▶ **TESTO FORNITO**:
<<<<

Avvocati e magistrati assieme per il no a Reggio Calabria

“Avvocati e magistrati stanno dalla stessa parte: ogni attacco all’avvocatura è un attacco alla magistratura. E ogni attacco alla magistratura è un attacco all’avvocatura”. Le parole di Franco Moretti, presidente degli Avvocati per il No, scaldano la sala di Reggio Calabria che ospita l’iniziativa della giunta reggina dell’Associazione nazionale magistrati sul referendum costituzionale. Parole che pesano e segnano una linea comune, che segue quella tracciata da Cesare Parodi e Rocco Maruotti.

“La Giunta è qui per dare un messaggio”, spiega Parodi. E poi parla anche della riforma: “Hanno smesso di parlare di separazione delle carriere. I dati dimostrano plasticamente che i giudici sono terzi. Non c’è nessun appiattimento”, argomenta il presidente dell’associazione. “I falsi miti sulla magistratura sono tantissimi”, aggiunge Maruotti.

Ci sono gli interventi della magistratura associata. Ci sono i capi degli uffici reggini. C’è il punto di vista dell’accademia che però racconta i pericoli della riforma con un approccio divulgativo. “Mi pare che il governo abusi di metafore sanitarie”, ironizza Giuseppe Campanelli, costituzionalista dell’Università di Pisa, chiamato a fare un punto tecnico sulla legge Nordio. Il professore però parla anche del metodo utilizzato. Un metodo dove il governo è stato protagonista al posto del Parlamento.

>>>>

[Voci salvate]
<<<<

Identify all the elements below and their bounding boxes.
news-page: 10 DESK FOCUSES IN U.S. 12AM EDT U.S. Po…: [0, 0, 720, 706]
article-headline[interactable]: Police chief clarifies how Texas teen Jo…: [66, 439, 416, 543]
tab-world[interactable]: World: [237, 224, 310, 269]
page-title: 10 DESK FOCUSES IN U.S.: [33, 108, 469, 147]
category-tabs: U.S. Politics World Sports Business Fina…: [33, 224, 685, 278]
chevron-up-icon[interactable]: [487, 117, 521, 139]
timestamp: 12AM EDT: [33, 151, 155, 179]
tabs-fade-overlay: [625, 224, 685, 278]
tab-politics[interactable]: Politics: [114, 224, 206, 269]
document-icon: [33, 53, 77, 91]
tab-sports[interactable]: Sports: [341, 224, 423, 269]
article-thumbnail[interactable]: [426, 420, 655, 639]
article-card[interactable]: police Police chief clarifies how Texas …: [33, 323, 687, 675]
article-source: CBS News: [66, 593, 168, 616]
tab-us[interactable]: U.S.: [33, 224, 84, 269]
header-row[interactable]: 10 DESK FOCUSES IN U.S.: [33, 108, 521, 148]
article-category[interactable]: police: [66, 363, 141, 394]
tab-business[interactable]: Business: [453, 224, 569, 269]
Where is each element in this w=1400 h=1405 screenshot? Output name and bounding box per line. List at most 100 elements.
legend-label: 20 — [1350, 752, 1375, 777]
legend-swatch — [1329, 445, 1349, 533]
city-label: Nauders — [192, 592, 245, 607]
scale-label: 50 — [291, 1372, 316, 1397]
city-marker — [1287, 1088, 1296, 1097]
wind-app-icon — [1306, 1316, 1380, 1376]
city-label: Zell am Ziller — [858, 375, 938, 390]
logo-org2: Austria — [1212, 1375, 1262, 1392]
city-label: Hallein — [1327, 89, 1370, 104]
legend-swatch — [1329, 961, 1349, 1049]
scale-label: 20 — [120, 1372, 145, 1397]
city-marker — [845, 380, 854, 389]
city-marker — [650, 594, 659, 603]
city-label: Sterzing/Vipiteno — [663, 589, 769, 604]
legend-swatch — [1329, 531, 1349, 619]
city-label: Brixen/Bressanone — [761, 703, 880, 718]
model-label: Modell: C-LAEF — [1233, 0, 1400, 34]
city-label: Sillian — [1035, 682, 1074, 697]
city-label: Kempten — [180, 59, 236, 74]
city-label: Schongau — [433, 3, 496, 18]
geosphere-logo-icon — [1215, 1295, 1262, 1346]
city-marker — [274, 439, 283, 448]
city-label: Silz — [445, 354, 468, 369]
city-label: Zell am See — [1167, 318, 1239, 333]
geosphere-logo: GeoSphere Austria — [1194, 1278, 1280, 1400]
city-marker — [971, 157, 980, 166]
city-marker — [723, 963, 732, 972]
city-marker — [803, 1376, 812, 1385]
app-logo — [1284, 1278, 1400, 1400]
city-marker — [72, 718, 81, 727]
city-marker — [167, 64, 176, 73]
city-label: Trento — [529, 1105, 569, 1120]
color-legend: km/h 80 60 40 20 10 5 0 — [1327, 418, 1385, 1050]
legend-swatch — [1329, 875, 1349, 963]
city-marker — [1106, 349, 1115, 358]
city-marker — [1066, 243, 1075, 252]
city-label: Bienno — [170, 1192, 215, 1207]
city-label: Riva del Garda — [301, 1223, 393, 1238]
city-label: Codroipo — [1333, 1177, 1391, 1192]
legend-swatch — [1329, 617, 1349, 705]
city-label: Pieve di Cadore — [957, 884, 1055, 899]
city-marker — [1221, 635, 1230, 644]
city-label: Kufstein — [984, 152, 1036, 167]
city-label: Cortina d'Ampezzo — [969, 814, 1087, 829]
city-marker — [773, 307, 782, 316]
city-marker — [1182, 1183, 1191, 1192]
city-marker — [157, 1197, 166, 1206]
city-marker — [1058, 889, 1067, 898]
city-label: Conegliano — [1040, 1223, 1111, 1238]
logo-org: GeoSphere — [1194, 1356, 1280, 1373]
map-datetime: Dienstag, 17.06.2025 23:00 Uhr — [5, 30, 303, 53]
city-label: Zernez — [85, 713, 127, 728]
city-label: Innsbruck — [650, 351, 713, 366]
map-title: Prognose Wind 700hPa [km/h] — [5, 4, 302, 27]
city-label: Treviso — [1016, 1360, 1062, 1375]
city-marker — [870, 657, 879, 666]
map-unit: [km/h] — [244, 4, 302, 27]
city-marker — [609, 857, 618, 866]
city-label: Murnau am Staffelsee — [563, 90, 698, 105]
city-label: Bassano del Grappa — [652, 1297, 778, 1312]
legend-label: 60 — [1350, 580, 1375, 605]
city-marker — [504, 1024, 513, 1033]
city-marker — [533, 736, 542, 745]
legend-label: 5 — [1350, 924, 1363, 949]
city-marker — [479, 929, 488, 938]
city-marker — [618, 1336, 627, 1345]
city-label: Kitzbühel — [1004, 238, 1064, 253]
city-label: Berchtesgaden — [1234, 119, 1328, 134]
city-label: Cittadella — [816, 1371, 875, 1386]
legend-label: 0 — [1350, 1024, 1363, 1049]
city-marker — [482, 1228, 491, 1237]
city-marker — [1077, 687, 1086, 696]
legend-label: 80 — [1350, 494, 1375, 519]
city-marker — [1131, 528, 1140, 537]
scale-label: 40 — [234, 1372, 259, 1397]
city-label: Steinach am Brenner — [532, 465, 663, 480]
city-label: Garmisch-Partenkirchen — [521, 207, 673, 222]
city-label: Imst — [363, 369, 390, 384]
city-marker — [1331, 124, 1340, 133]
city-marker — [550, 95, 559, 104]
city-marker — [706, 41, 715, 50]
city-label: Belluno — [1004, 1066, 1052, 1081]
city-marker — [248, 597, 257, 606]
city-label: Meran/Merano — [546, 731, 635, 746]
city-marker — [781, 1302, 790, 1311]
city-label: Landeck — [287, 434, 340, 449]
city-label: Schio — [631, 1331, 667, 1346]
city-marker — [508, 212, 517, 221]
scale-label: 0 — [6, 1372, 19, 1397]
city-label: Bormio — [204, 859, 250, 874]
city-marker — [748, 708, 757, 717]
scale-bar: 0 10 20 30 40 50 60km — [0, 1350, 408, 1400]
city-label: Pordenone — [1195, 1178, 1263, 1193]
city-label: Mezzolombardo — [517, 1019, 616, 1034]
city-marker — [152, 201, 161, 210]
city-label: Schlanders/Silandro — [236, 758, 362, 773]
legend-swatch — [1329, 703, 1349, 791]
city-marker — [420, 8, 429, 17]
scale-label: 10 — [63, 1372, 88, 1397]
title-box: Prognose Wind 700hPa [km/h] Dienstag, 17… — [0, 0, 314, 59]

>>>>

▶ **ELENCO DEI COMPITI**:
**1)** Elenca tutte le persone chiamate per nome nell'articolo.
**2)** Nell'articolo, riscrivi il brano che comincia con "Avvocati e magistrati assieme" e termina con "e Rocco Maruotti.", mettendo "Catanzaro" al posto di "Reggio Calabria".
**3)** Secondo l'articolo, di quale università è costituzionalista Giuseppe Campanelli?

▶ **RISPOSTE ATTESE**:
**1)**
Franco Moretti
Cesare Parodi
Rocco Maruotti
Giuseppe Campanelli

**2)**
Avvocati e magistrati assieme per il no a Catanzaro

“Avvocati e magistrati stanno dalla stessa parte: ogni attacco all’avvocatura è un attacco alla magistratura. E ogni attacco alla magistratura è un attacco all’avvocatura”. Le parole di Franco Moretti, presidente degli Avvocati per il No, scaldano la sala di Catanzaro che ospita l’iniziativa della giunta reggina dell’Associazione nazionale magistrati sul referendum costituzionale. Parole che pesano e segnano una linea comune, che segue quella tracciata da Cesare Parodi e Rocco Maruotti.

**3)** Dell'Università di Pisa.